DATA EXCERPTS

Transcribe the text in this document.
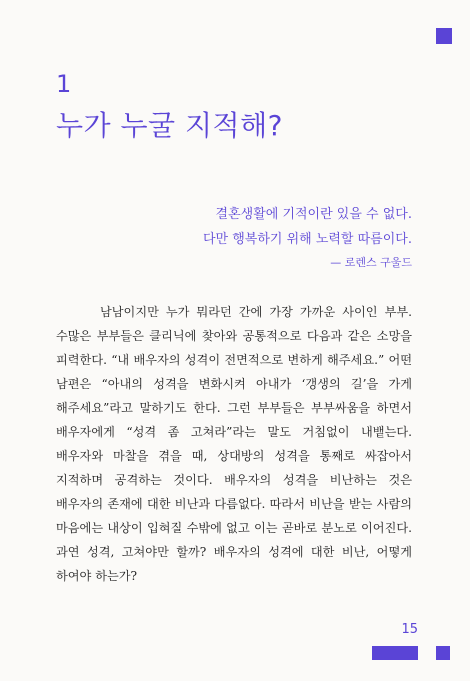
1
누가 누굴 지적해?
결혼생활에 기적이란 있을 수 없다.
다만 행복하기 위해 노력할 따름이다.
— 로렌스 구울드

남남이지만 누가 뭐라던 간에 가장 가까운 사이인 부부. 수많은 부부들은 클리닉에 찾아와 공통적으로 다음과 같은 소망을 피력한다. “내 배우자의 성격이 전면적으로 변하게 해주세요.” 어떤 남편은 “아내의 성격을 변화시켜 아내가 ‘갱생의 길’을 가게 해주세요”라고 말하기도 한다. 그런 부부들은 부부싸움을 하면서 배우자에게 “성격 좀 고쳐라”라는 말도 거침없이 내뱉는다. 배우자와 마찰을 겪을 때, 상대방의 성격을 통째로 싸잡아서 지적하며 공격하는 것이다. 배우자의 성격을 비난하는 것은 배우자의 존재에 대한 비난과 다름없다. 따라서 비난을 받는 사람의 마음에는 내상이 입혀질 수밖에 없고 이는 곧바로 분노로 이어진다. 과연 성격, 고쳐야만 할까? 배우자의 성격에 대한 비난, 어떻게 하여야 하는가?

15
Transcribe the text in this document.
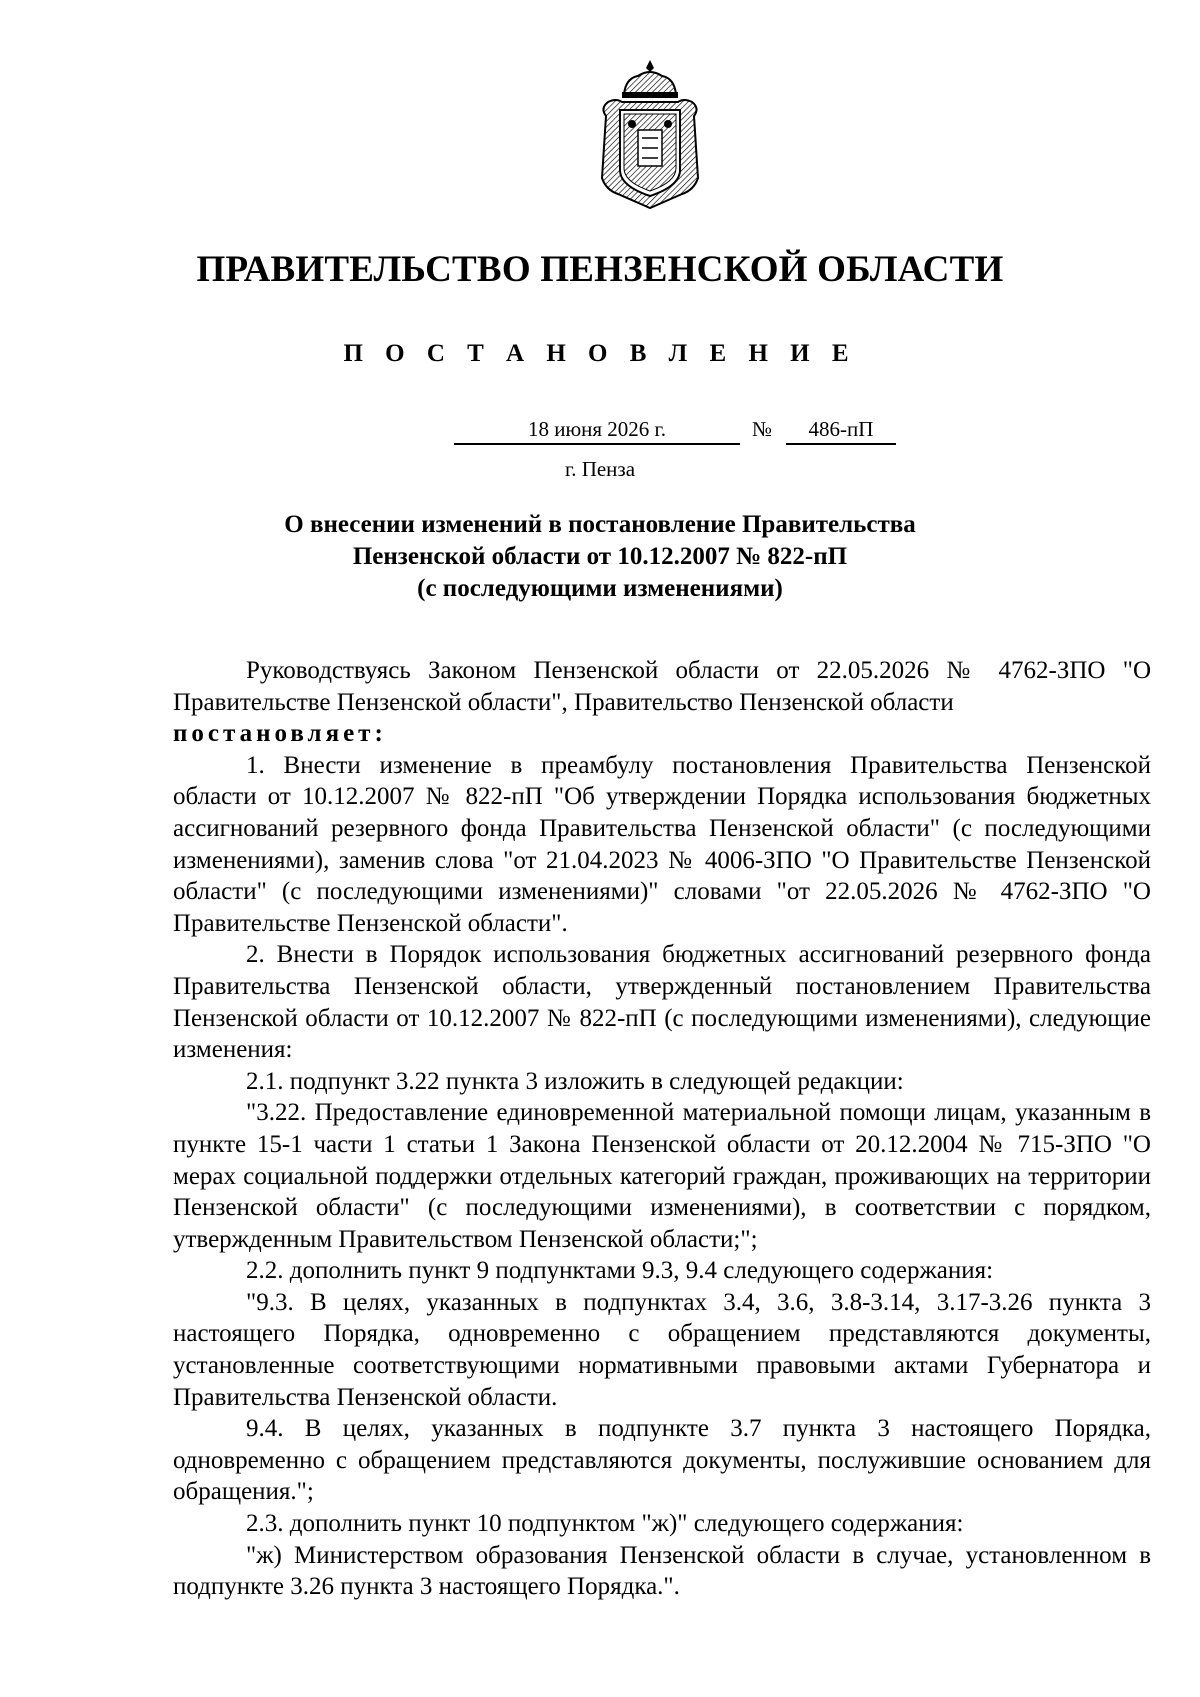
ПРАВИТЕЛЬСТВО ПЕНЗЕНСКОЙ ОБЛАСТИ
П О С Т А Н О В Л Е Н И Е
18 июня 2026 г.	№	486-пП
г. Пенза
О внесении изменений в постановление Правительства
Пензенской области от 10.12.2007 № 822-пП
(с последующими изменениями)

Руководствуясь Законом Пензенской области от 22.05.2026 № 4762-ЗПО "О Правительстве Пензенской области", Правительство Пензенской области

постановляет:

1. Внести изменение в преамбулу постановления Правительства Пензенской области от 10.12.2007 № 822-пП "Об утверждении Порядка использования бюджетных ассигнований резервного фонда Правительства Пензенской области" (с последующими изменениями), заменив слова "от 21.04.2023 № 4006-ЗПО "О Правительстве Пензенской области" (с последующими изменениями)" словами "от 22.05.2026 № 4762-ЗПО "О Правительстве Пензенской области".

2. Внести в Порядок использования бюджетных ассигнований резервного фонда Правительства Пензенской области, утвержденный постановлением Правительства Пензенской области от 10.12.2007 № 822-пП (с последующими изменениями), следующие изменения:

2.1. подпункт 3.22 пункта 3 изложить в следующей редакции:

"3.22. Предоставление единовременной материальной помощи лицам, указанным в пункте 15-1 части 1 статьи 1 Закона Пензенской области от 20.12.2004 № 715-ЗПО "О мерах социальной поддержки отдельных категорий граждан, проживающих на территории Пензенской области" (с последующими изменениями), в соответствии с порядком, утвержденным Правительством Пензенской области;";

2.2. дополнить пункт 9 подпунктами 9.3, 9.4 следующего содержания:

"9.3. В целях, указанных в подпунктах 3.4, 3.6, 3.8-3.14, 3.17-3.26 пункта 3 настоящего Порядка, одновременно с обращением представляются документы, установленные соответствующими нормативными правовыми актами Губернатора и Правительства Пензенской области.

9.4. В целях, указанных в подпункте 3.7 пункта 3 настоящего Порядка, одновременно с обращением представляются документы, послужившие основанием для обращения.";

2.3. дополнить пункт 10 подпунктом "ж)" следующего содержания:

"ж) Министерством образования Пензенской области в случае, установленном в подпункте 3.26 пункта 3 настоящего Порядка.".
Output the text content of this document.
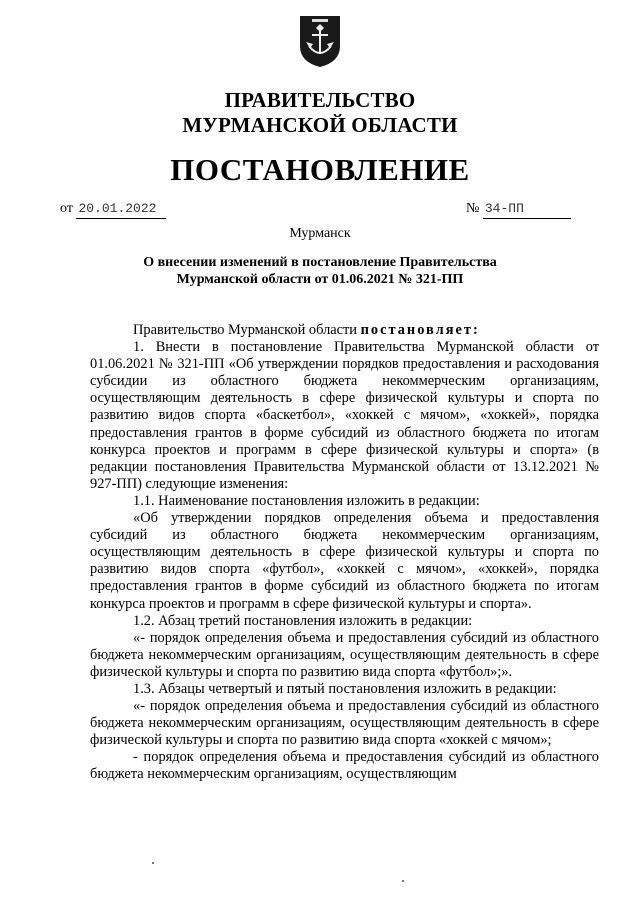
ПРАВИТЕЛЬСТВО
МУРМАНСКОЙ ОБЛАСТИ
ПОСТАНОВЛЕНИЕ
от 20.01.2022	№ 34-ПП
Мурманск
О внесении изменений в постановление Правительства
Мурманской области от 01.06.2021 № 321-ПП

Правительство Мурманской области постановляет:

1. Внести в постановление Правительства Мурманской области от 01.06.2021 № 321-ПП «Об утверждении порядков предоставления и расходования субсидии из областного бюджета некоммерческим организациям, осуществляющим деятельность в сфере физической культуры и спорта по развитию видов спорта «баскетбол», «хоккей с мячом», «хоккей», порядка предоставления грантов в форме субсидий из областного бюджета по итогам конкурса проектов и программ в сфере физической культуры и спорта» (в редакции постановления Правительства Мурманской области от 13.12.2021 № 927-ПП) следующие изменения:

1.1. Наименование постановления изложить в редакции:

«Об утверждении порядков определения объема и предоставления субсидий из областного бюджета некоммерческим организациям, осуществляющим деятельность в сфере физической культуры и спорта по развитию видов спорта «футбол», «хоккей с мячом», «хоккей», порядка предоставления грантов в форме субсидий из областного бюджета по итогам конкурса проектов и программ в сфере физической культуры и спорта».

1.2. Абзац третий постановления изложить в редакции:

«- порядок определения объема и предоставления субсидий из областного бюджета некоммерческим организациям, осуществляющим деятельность в сфере физической культуры и спорта по развитию вида спорта «футбол»;».

1.3. Абзацы четвертый и пятый постановления изложить в редакции:

«- порядок определения объема и предоставления субсидий из областного бюджета некоммерческим организациям, осуществляющим деятельность в сфере физической культуры и спорта по развитию вида спорта «хоккей с мячом»;

- порядок определения объема и предоставления субсидий из областного бюджета некоммерческим организациям, осуществляющим
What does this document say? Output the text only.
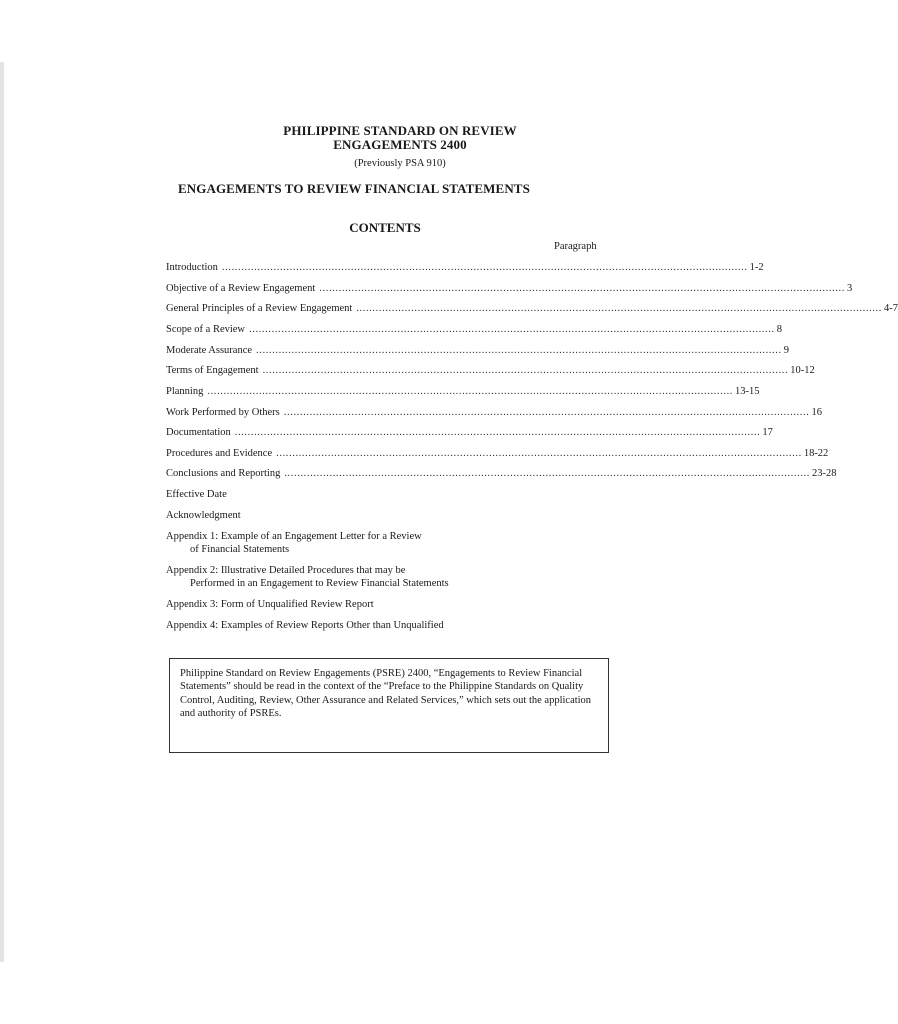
PHILIPPINE STANDARD ON REVIEW
ENGAGEMENTS 2400
(Previously PSA 910)
ENGAGEMENTS TO REVIEW FINANCIAL STATEMENTS
CONTENTS
Paragraph
Introduction ................................................................................................................................................................... 1-2
Objective of a Review Engagement ................................................................................................................................................................... 3
General Principles of a Review Engagement ................................................................................................................................................................... 4-7
Scope of a Review ................................................................................................................................................................... 8
Moderate Assurance ................................................................................................................................................................... 9
Terms of Engagement ................................................................................................................................................................... 10-12
Planning ................................................................................................................................................................... 13-15
Work Performed by Others ................................................................................................................................................................... 16
Documentation ................................................................................................................................................................... 17
Procedures and Evidence ................................................................................................................................................................... 18-22
Conclusions and Reporting ................................................................................................................................................................... 23-28
Effective Date
Acknowledgment
Appendix 1: Example of an Engagement Letter for a Review
of Financial Statements
Appendix 2: Illustrative Detailed Procedures that may be
Performed in an Engagement to Review Financial Statements
Appendix 3: Form of Unqualified Review Report
Appendix 4: Examples of Review Reports Other than Unqualified
Philippine Standard on Review Engagements (PSRE) 2400, “Engagements to Review Financial Statements” should be read in the context of the “Preface to the Philippine Standards on Quality Control, Auditing, Review, Other Assurance and Related Services,” which sets out the application and authority of PSREs.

WHAT THE TASK ASKS
Reproduce each line exactly as it appears, omitting the pictures.

RESPONSE TO THIS TASK
Transcribe the text in this document.
1
누가 누굴 지적해?
결혼생활에 기적이란 있을 수 없다.
다만 행복하기 위해 노력할 따름이다.
— 로렌스 구울드

남남이지만 누가 뭐라던 간에 가장 가까운 사이인 부부. 수많은 부부들은 클리닉에 찾아와 공통적으로 다음과 같은 소망을 피력한다. “내 배우자의 성격이 전면적으로 변하게 해주세요.” 어떤 남편은 “아내의 성격을 변화시켜 아내가 ‘갱생의 길’을 가게 해주세요”라고 말하기도 한다. 그런 부부들은 부부싸움을 하면서 배우자에게 “성격 좀 고쳐라”라는 말도 거침없이 내뱉는다. 배우자와 마찰을 겪을 때, 상대방의 성격을 통째로 싸잡아서 지적하며 공격하는 것이다. 배우자의 성격을 비난하는 것은 배우자의 존재에 대한 비난과 다름없다. 따라서 비난을 받는 사람의 마음에는 내상이 입혀질 수밖에 없고 이는 곧바로 분노로 이어진다. 과연 성격, 고쳐야만 할까? 배우자의 성격에 대한 비난, 어떻게 하여야 하는가?

15
Transcribe the text in this document.
ПРАВИТЕЛЬСТВО ПЕНЗЕНСКОЙ ОБЛАСТИ
П О С Т А Н О В Л Е Н И Е
18 июня 2026 г.	№	486-пП
г. Пенза
О внесении изменений в постановление Правительства
Пензенской области от 10.12.2007 № 822-пП
(с последующими изменениями)

Руководствуясь Законом Пензенской области от 22.05.2026 № 4762-ЗПО "О Правительстве Пензенской области", Правительство Пензенской области

постановляет:

1. Внести изменение в преамбулу постановления Правительства Пензенской области от 10.12.2007 № 822-пП "Об утверждении Порядка использования бюджетных ассигнований резервного фонда Правительства Пензенской области" (с последующими изменениями), заменив слова "от 21.04.2023 № 4006-ЗПО "О Правительстве Пензенской области" (с последующими изменениями)" словами "от 22.05.2026 № 4762-ЗПО "О Правительстве Пензенской области".

2. Внести в Порядок использования бюджетных ассигнований резервного фонда Правительства Пензенской области, утвержденный постановлением Правительства Пензенской области от 10.12.2007 № 822-пП (с последующими изменениями), следующие изменения:

2.1. подпункт 3.22 пункта 3 изложить в следующей редакции:

"3.22. Предоставление единовременной материальной помощи лицам, указанным в пункте 15-1 части 1 статьи 1 Закона Пензенской области от 20.12.2004 № 715-ЗПО "О мерах социальной поддержки отдельных категорий граждан, проживающих на территории Пензенской области" (с последующими изменениями), в соответствии с порядком, утвержденным Правительством Пензенской области;";

2.2. дополнить пункт 9 подпунктами 9.3, 9.4 следующего содержания:

"9.3. В целях, указанных в подпунктах 3.4, 3.6, 3.8-3.14, 3.17-3.26 пункта 3 настоящего Порядка, одновременно с обращением представляются документы, установленные соответствующими нормативными правовыми актами Губернатора и Правительства Пензенской области.

9.4. В целях, указанных в подпункте 3.7 пункта 3 настоящего Порядка, одновременно с обращением представляются документы, послужившие основанием для обращения.";

2.3. дополнить пункт 10 подпунктом "ж)" следующего содержания:

"ж) Министерством образования Пензенской области в случае, установленном в подпункте 3.26 пункта 3 настоящего Порядка.".
Output the text content of this document.
ПРАВИТЕЛЬСТВО
МУРМАНСКОЙ ОБЛАСТИ
ПОСТАНОВЛЕНИЕ
от 20.01.2022	№ 34-ПП
Мурманск
О внесении изменений в постановление Правительства
Мурманской области от 01.06.2021 № 321-ПП

Правительство Мурманской области постановляет:

1. Внести в постановление Правительства Мурманской области от 01.06.2021 № 321-ПП «Об утверждении порядков предоставления и расходования субсидии из областного бюджета некоммерческим организациям, осуществляющим деятельность в сфере физической культуры и спорта по развитию видов спорта «баскетбол», «хоккей с мячом», «хоккей», порядка предоставления грантов в форме субсидий из областного бюджета по итогам конкурса проектов и программ в сфере физической культуры и спорта» (в редакции постановления Правительства Мурманской области от 13.12.2021 № 927-ПП) следующие изменения:

1.1. Наименование постановления изложить в редакции:

«Об утверждении порядков определения объема и предоставления субсидий из областного бюджета некоммерческим организациям, осуществляющим деятельность в сфере физической культуры и спорта по развитию видов спорта «футбол», «хоккей с мячом», «хоккей», порядка предоставления грантов в форме субсидий из областного бюджета по итогам конкурса проектов и программ в сфере физической культуры и спорта».

1.2. Абзац третий постановления изложить в редакции:

«- порядок определения объема и предоставления субсидий из областного бюджета некоммерческим организациям, осуществляющим деятельность в сфере физической культуры и спорта по развитию вида спорта «футбол»;».

1.3. Абзацы четвертый и пятый постановления изложить в редакции:

«- порядок определения объема и предоставления субсидий из областного бюджета некоммерческим организациям, осуществляющим деятельность в сфере физической культуры и спорта по развитию вида спорта «хоккей с мячом»;

- порядок определения объема и предоставления субсидий из областного бюджета некоммерческим организациям, осуществляющим
What does this document say? Output the text only.
PHILIPPINE STANDARD ON REVIEW
ENGAGEMENTS 2400
(Previously PSA 910)
ENGAGEMENTS TO REVIEW FINANCIAL STATEMENTS
CONTENTS
Paragraph
Introduction ................................................................................................................................................................... 1-2
Objective of a Review Engagement ................................................................................................................................................................... 3
General Principles of a Review Engagement ................................................................................................................................................................... 4-7
Scope of a Review ................................................................................................................................................................... 8
Moderate Assurance ................................................................................................................................................................... 9
Terms of Engagement ................................................................................................................................................................... 10-12
Planning ................................................................................................................................................................... 13-15
Work Performed by Others ................................................................................................................................................................... 16
Documentation ................................................................................................................................................................... 17
Procedures and Evidence ................................................................................................................................................................... 18-22
Conclusions and Reporting ................................................................................................................................................................... 23-28
Effective Date
Acknowledgment
Appendix 1: Example of an Engagement Letter for a Review
of Financial Statements
Appendix 2: Illustrative Detailed Procedures that may be
Performed in an Engagement to Review Financial Statements
Appendix 3: Form of Unqualified Review Report
Appendix 4: Examples of Review Reports Other than Unqualified
Philippine Standard on Review Engagements (PSRE) 2400, “Engagements to Review Financial Statements” should be read in the context of the “Preface to the Philippine Standards on Quality Control, Auditing, Review, Other Assurance and Related Services,” which sets out the application and authority of PSREs.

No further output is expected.